In the EF-Tu abstract, what intermediate characterizes the dissociative pathway of phosphate hydrolysis?

**Provided passage**

# # # # #

QM/MM study on the elongation factor-Tu (EF-Tu)

Abstract

EF-Tu is a member of the GTP binding protein superfamily which consists of proteins carrying information and biological components in cells. When the ternary complex of EF-Tu:GTP:aa tRNA binds to the ribosome, cognate codon anticodon interaction triggers the fast hydrolysis of the EF-Tu bound GTP. The hydrolysis of GTP leads to a remarkable conformation change in EF-Tu as it returns to the GDP (loose) conformation from its GTP (tight) conformation. This conformational change decreases the affinity of EF-Tu to the ribosome and abolishes its affinity towards the aa-tRNA resulting in the release of EF-Tu:GDP complex from aa tRNA and ribosome. As the hydrolysis of GTP to GDP is of central importance in the functioning cycle of G proteins. Considerable amount of computational and experimental studies were directed to elucidate the mechanism of non-enzymatic phosphate hydrolysis in solution. The main mechanistic debate on GTP hydrolysis or phosphate hydrolysis in general is whether it follows an associative or dissociative pathway. The associative pathway can be described by the formation of an intermediate with a penta-coordinated phosphorus atom whereas the dissociative pathway can be described by the formation of a metaphosphate ion as an intermediate. In our study we will mainly emphasize the GTP conformation of the elongation factor Tu (EF-Tu) and investigate the mechanistic pathways in GTP hydrolysis by using Quantum Mechanical/Molecular Mechanical (QM/MM) approach as a hybrid computational method.

# # # # #

**Excerpted records**
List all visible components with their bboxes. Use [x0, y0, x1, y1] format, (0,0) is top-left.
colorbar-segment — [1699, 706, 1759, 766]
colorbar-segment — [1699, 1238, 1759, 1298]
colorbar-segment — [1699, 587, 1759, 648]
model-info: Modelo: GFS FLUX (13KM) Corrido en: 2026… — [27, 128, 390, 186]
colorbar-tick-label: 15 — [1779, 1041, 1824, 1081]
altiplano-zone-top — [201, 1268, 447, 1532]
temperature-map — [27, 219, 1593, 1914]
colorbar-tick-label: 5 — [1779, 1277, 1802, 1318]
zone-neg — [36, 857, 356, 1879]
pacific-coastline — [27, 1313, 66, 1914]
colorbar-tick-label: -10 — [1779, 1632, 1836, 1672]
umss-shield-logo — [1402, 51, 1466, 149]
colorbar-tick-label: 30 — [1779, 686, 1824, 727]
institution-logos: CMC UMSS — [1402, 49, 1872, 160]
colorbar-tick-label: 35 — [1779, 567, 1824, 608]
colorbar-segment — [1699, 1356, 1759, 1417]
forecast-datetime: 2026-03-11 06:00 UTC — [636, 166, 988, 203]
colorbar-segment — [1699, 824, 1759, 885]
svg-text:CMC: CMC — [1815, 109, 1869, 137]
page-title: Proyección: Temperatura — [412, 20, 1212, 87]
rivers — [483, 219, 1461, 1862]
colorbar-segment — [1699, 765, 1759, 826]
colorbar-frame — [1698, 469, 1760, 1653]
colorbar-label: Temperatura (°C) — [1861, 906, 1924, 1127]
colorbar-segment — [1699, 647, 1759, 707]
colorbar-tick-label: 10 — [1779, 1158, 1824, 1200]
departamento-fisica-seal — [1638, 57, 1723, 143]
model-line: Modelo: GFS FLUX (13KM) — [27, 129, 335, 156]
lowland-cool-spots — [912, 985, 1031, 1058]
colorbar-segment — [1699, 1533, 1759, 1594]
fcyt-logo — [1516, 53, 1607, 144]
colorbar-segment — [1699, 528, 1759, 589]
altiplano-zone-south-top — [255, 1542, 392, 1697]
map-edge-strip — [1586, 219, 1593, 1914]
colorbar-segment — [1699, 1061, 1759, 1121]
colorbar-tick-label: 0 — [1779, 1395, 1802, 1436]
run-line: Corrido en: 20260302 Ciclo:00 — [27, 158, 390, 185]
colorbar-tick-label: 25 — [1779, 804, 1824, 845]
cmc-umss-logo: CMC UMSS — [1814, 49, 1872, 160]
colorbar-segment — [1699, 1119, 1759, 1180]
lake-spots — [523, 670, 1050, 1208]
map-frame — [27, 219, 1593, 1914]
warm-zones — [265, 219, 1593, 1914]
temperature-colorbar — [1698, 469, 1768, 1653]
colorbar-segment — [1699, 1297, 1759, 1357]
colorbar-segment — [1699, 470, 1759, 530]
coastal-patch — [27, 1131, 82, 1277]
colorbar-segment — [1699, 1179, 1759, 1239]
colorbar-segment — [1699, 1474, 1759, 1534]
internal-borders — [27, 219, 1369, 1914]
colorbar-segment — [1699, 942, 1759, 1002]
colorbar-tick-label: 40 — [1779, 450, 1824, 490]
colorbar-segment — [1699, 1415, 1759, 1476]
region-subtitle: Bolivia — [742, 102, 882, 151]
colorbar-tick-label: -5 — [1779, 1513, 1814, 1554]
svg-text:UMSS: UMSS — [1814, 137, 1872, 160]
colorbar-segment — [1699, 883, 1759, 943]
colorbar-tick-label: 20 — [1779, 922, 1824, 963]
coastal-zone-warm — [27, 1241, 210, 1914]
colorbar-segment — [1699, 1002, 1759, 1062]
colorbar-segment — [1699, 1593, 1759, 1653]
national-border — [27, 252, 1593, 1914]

# # # # #

**Exercise answer**
A metaphosphate ion.